§ Aim: Each line that follows should be printed again exactly as it stands.

§ Records supplied:

------------------------------------------------

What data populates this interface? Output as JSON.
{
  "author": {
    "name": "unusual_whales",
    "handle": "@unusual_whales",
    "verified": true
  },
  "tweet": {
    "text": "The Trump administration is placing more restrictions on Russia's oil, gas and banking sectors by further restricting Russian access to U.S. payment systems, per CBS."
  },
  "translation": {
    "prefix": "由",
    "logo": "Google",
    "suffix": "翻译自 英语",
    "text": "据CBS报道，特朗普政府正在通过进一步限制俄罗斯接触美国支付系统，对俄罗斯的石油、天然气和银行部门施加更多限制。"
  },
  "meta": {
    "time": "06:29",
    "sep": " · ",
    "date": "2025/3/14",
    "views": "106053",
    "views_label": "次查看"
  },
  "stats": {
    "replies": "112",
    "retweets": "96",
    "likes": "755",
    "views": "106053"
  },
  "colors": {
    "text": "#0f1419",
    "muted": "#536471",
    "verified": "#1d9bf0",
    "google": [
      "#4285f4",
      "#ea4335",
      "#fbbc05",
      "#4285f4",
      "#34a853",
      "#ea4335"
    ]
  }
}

------------------------------------------------

§ Finished task:
What data populates this interface? Output as JSON.
{
  "author": {
    "name": "unusual_whales",
    "handle": "@unusual_whales",
    "verified": true
  },
  "tweet": {
    "text": "The Trump administration is placing more restrictions on Russia's oil, gas and banking sectors by further restricting Russian access to U.S. payment systems, per CBS."
  },
  "translation": {
    "prefix": "由",
    "logo": "Google",
    "suffix": "翻译自 英语",
    "text": "据CBS报道，特朗普政府正在通过进一步限制俄罗斯接触美国支付系统，对俄罗斯的石油、天然气和银行部门施加更多限制。"
  },
  "meta": {
    "time": "06:29",
    "sep": " · ",
    "date": "2025/3/14",
    "views": "106053",
    "views_label": "次查看"
  },
  "stats": {
    "replies": "112",
    "retweets": "96",
    "likes": "755",
    "views": "106053"
  },
  "colors": {
    "text": "#0f1419",
    "muted": "#536471",
    "verified": "#1d9bf0",
    "google": [
      "#4285f4",
      "#ea4335",
      "#fbbc05",
      "#4285f4",
      "#34a853",
      "#ea4335"
    ]
  }
}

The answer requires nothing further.